» **Task inputs**

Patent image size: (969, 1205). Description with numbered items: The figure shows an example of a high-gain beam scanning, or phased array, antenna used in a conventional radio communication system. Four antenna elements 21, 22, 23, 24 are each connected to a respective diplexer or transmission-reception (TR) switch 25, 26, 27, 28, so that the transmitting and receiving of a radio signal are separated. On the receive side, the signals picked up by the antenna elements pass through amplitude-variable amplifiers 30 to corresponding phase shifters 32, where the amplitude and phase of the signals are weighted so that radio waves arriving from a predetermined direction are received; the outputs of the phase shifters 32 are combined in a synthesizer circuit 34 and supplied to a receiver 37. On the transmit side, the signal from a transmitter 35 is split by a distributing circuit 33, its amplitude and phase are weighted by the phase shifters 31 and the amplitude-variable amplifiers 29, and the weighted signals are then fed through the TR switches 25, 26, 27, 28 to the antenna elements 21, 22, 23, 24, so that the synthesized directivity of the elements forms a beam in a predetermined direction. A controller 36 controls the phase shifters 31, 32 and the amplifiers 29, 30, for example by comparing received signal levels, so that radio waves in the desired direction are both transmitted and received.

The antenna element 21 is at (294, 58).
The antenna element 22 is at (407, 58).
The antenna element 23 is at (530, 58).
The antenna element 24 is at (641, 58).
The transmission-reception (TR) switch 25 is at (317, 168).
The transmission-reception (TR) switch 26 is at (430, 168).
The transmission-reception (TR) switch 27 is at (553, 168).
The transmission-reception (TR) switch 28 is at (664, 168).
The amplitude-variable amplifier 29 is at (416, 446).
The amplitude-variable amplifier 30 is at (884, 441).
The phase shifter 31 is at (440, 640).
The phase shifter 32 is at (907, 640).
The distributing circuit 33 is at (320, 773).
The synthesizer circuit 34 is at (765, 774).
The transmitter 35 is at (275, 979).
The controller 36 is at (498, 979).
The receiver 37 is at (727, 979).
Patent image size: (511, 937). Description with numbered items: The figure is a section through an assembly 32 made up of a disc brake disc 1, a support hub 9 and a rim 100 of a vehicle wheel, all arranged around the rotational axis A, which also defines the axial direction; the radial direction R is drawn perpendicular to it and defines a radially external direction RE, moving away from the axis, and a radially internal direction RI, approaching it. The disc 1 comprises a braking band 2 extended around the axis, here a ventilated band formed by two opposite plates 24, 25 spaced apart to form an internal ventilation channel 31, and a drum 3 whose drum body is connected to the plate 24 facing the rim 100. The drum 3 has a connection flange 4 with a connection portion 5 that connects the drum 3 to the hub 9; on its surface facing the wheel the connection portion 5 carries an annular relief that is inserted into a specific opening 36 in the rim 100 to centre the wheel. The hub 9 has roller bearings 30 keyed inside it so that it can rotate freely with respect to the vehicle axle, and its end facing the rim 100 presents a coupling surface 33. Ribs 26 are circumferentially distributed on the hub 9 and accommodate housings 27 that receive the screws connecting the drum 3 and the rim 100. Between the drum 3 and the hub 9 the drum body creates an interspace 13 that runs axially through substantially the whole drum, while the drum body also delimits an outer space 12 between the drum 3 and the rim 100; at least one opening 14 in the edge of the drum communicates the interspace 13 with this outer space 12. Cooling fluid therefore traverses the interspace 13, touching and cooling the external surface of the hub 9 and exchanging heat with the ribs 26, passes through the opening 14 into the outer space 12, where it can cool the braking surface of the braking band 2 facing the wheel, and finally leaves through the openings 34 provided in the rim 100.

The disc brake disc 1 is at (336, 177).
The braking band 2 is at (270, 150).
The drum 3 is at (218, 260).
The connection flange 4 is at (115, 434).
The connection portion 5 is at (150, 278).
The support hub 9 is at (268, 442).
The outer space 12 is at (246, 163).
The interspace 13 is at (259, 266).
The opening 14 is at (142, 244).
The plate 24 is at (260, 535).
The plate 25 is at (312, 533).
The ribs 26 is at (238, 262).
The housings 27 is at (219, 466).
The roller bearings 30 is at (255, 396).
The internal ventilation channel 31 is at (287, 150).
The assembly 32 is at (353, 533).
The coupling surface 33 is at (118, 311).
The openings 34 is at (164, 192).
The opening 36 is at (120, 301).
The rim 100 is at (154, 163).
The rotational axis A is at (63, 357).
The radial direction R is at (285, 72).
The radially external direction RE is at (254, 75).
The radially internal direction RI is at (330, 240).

» **Exercise aim**
Please copy every line of the items above word for word, keeping their original order.

» **Final result**
Patent image size: (969, 1205). Description with numbered items: The figure shows an example of a high-gain beam scanning, or phased array, antenna used in a conventional radio communication system. Four antenna elements 21, 22, 23, 24 are each connected to a respective diplexer or transmission-reception (TR) switch 25, 26, 27, 28, so that the transmitting and receiving of a radio signal are separated. On the receive side, the signals picked up by the antenna elements pass through amplitude-variable amplifiers 30 to corresponding phase shifters 32, where the amplitude and phase of the signals are weighted so that radio waves arriving from a predetermined direction are received; the outputs of the phase shifters 32 are combined in a synthesizer circuit 34 and supplied to a receiver 37. On the transmit side, the signal from a transmitter 35 is split by a distributing circuit 33, its amplitude and phase are weighted by the phase shifters 31 and the amplitude-variable amplifiers 29, and the weighted signals are then fed through the TR switches 25, 26, 27, 28 to the antenna elements 21, 22, 23, 24, so that the synthesized directivity of the elements forms a beam in a predetermined direction. A controller 36 controls the phase shifters 31, 32 and the amplifiers 29, 30, for example by comparing received signal levels, so that radio waves in the desired direction are both transmitted and received.

The antenna element 21 is at (294, 58).
The antenna element 22 is at (407, 58).
The antenna element 23 is at (530, 58).
The antenna element 24 is at (641, 58).
The transmission-reception (TR) switch 25 is at (317, 168).
The transmission-reception (TR) switch 26 is at (430, 168).
The transmission-reception (TR) switch 27 is at (553, 168).
The transmission-reception (TR) switch 28 is at (664, 168).
The amplitude-variable amplifier 29 is at (416, 446).
The amplitude-variable amplifier 30 is at (884, 441).
The phase shifter 31 is at (440, 640).
The phase shifter 32 is at (907, 640).
The distributing circuit 33 is at (320, 773).
The synthesizer circuit 34 is at (765, 774).
The transmitter 35 is at (275, 979).
The controller 36 is at (498, 979).
The receiver 37 is at (727, 979).
Patent image size: (511, 937). Description with numbered items: The figure is a section through an assembly 32 made up of a disc brake disc 1, a support hub 9 and a rim 100 of a vehicle wheel, all arranged around the rotational axis A, which also defines the axial direction; the radial direction R is drawn perpendicular to it and defines a radially external direction RE, moving away from the axis, and a radially internal direction RI, approaching it. The disc 1 comprises a braking band 2 extended around the axis, here a ventilated band formed by two opposite plates 24, 25 spaced apart to form an internal ventilation channel 31, and a drum 3 whose drum body is connected to the plate 24 facing the rim 100. The drum 3 has a connection flange 4 with a connection portion 5 that connects the drum 3 to the hub 9; on its surface facing the wheel the connection portion 5 carries an annular relief that is inserted into a specific opening 36 in the rim 100 to centre the wheel. The hub 9 has roller bearings 30 keyed inside it so that it can rotate freely with respect to the vehicle axle, and its end facing the rim 100 presents a coupling surface 33. Ribs 26 are circumferentially distributed on the hub 9 and accommodate housings 27 that receive the screws connecting the drum 3 and the rim 100. Between the drum 3 and the hub 9 the drum body creates an interspace 13 that runs axially through substantially the whole drum, while the drum body also delimits an outer space 12 between the drum 3 and the rim 100; at least one opening 14 in the edge of the drum communicates the interspace 13 with this outer space 12. Cooling fluid therefore traverses the interspace 13, touching and cooling the external surface of the hub 9 and exchanging heat with the ribs 26, passes through the opening 14 into the outer space 12, where it can cool the braking surface of the braking band 2 facing the wheel, and finally leaves through the openings 34 provided in the rim 100.

The disc brake disc 1 is at (336, 177).
The braking band 2 is at (270, 150).
The drum 3 is at (218, 260).
The connection flange 4 is at (115, 434).
The connection portion 5 is at (150, 278).
The support hub 9 is at (268, 442).
The outer space 12 is at (246, 163).
The interspace 13 is at (259, 266).
The opening 14 is at (142, 244).
The plate 24 is at (260, 535).
The plate 25 is at (312, 533).
The ribs 26 is at (238, 262).
The housings 27 is at (219, 466).
The roller bearings 30 is at (255, 396).
The internal ventilation channel 31 is at (287, 150).
The assembly 32 is at (353, 533).
The coupling surface 33 is at (118, 311).
The openings 34 is at (164, 192).
The opening 36 is at (120, 301).
The rim 100 is at (154, 163).
The rotational axis A is at (63, 357).
The radial direction R is at (285, 72).
The radially external direction RE is at (254, 75).
The radially internal direction RI is at (330, 240).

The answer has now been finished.